**** DATA EXTRACT

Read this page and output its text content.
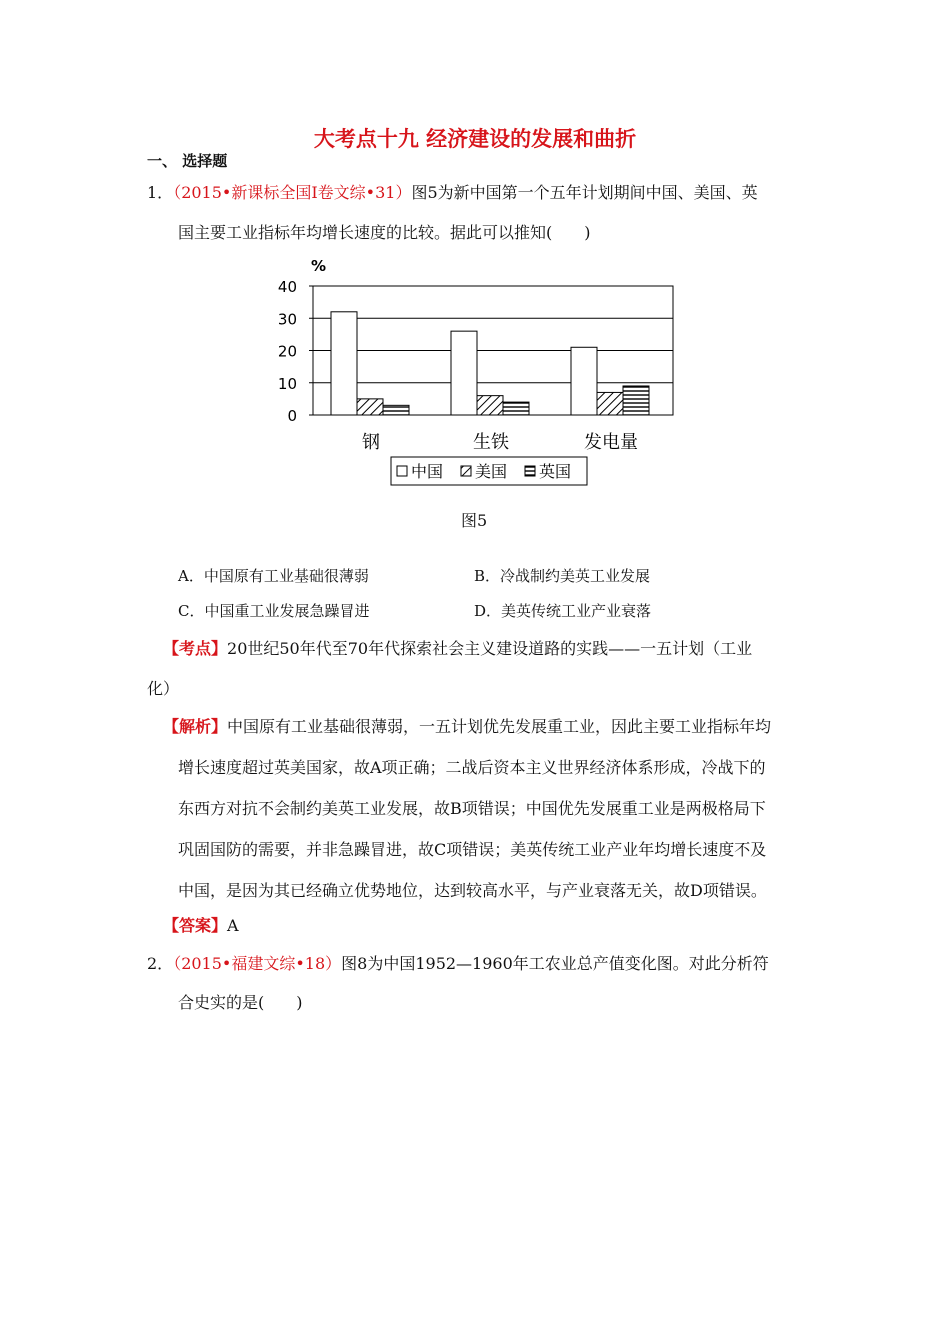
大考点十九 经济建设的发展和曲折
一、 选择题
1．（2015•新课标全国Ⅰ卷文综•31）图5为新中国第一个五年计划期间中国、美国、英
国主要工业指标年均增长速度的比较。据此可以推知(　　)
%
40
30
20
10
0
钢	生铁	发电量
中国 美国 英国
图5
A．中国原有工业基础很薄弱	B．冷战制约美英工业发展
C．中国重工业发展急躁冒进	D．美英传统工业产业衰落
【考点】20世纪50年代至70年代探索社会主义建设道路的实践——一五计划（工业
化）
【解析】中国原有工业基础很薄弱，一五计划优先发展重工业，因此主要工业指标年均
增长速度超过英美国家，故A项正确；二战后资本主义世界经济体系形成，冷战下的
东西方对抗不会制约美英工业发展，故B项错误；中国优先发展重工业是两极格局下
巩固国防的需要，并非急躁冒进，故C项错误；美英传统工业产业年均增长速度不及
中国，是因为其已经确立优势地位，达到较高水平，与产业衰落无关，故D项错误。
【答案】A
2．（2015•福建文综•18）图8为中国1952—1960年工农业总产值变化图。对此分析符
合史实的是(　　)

********

### REQUEST
Gather each line holding the string "中国原有工业基础很薄弱".

### THE REPLY
A．中国原有工业基础很薄弱	B．冷战制约美英工业发展
【解析】中国原有工业基础很薄弱，一五计划优先发展重工业，因此主要工业指标年均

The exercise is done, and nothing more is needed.